## Exercise tasks
(1) Can you reproduce the book review word for word, from "While that particular" up to and including "better, bigger degeneracies."?
(2) What do these parts of the book review state?
(a) Which publisher issued the reviewed book, and in what year?
(b) What word count appears at the top?
(c) Which phrase from the book's subtitle does the review call an "old Commie nonsense phrase"?

## Selected passage
·····

Nice White Ladies

[1]2,272 words

Jessie Daniels
Nice White Ladies: The Truth about White Supremacy, Our Role in It, and How We Can Help Dismantle It
New York: Seal Press, 2021

Having cash flow problems? Trouble making ends meet? Perhaps you should try selling your children into prostitution. It’s easy, it’s profitable, and many Progressive people are doing it! As an added bonus, you will be helping to dismantle “White Supremacy.”

While that particular example is not literally promoted in this book, the foregoing does describe the author’s general thesis. You know immediately from the subtitle — that old Commie nonsense phrase White Supremacy! — that Jessie Daniels is going to preach a Left-extremist ideology. Any symbol of traditional society and morality is fair game to her. Normal families, white weddings, stable marriages, conventional sexuality, rules of etiquette . . . these are all invidious props of “white supremacy” to Daniels. Thus we need to destroy them and take apart the whole social structure; we must promote more, better, bigger degeneracies.

·····

## Extracted entries
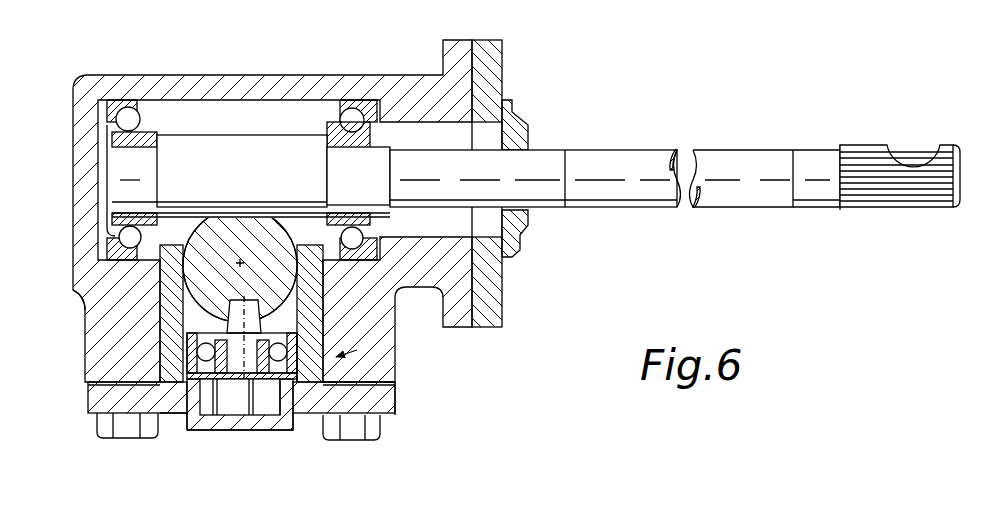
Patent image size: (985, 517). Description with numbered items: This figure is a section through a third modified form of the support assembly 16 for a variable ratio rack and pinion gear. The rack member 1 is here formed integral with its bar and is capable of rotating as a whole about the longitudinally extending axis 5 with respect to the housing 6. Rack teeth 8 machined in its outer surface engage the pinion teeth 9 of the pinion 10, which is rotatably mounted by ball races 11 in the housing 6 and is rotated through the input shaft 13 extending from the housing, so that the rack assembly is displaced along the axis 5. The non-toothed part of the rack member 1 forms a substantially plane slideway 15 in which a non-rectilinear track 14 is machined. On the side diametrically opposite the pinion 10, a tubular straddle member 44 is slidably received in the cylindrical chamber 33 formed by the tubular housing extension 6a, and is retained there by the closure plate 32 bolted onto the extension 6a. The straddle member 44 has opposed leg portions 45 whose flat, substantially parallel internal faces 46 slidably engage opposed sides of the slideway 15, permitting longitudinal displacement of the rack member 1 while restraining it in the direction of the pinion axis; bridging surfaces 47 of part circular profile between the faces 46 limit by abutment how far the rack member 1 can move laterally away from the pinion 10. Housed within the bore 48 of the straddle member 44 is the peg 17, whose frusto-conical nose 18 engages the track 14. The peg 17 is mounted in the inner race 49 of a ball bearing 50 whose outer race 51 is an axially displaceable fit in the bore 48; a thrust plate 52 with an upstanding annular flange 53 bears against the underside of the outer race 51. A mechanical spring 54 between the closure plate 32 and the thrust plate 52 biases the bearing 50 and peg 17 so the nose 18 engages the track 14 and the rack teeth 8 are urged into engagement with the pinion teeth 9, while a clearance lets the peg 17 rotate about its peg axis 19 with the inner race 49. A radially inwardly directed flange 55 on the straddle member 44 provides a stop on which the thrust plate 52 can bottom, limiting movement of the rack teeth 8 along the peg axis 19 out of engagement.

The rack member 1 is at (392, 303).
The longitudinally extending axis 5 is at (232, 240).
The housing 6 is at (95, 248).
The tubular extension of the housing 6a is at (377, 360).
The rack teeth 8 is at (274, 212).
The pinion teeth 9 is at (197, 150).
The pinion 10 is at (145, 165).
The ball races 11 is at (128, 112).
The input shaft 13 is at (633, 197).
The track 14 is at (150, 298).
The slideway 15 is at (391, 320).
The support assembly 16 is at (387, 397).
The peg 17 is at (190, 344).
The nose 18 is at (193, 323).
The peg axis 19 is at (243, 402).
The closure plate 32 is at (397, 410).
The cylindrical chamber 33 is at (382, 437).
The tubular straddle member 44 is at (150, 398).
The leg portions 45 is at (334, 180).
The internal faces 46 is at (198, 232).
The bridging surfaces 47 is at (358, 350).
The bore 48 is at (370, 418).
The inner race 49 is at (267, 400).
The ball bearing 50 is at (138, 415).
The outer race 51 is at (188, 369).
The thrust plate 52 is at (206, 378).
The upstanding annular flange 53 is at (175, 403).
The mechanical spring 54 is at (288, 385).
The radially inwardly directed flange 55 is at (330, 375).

·····

## Task-by-task outputs
(1)
While that particular example is not literally promoted in this book, the foregoing does describe the author’s general thesis. You know immediately from the subtitle — that old Commie nonsense phrase White Supremacy! — that Jessie Daniels is going to preach a Left-extremist ideology. Any symbol of traditional society and morality is fair game to her. Normal families, white weddings, stable marriages, conventional sexuality, rules of etiquette . . . these are all invidious props of “white supremacy” to Daniels. Thus we need to destroy them and take apart the whole social structure; we must promote more, better, bigger degeneracies.

(2)
(a) Seal Press, in 2021.
(b) 2,272 words.
(c) White Supremacy.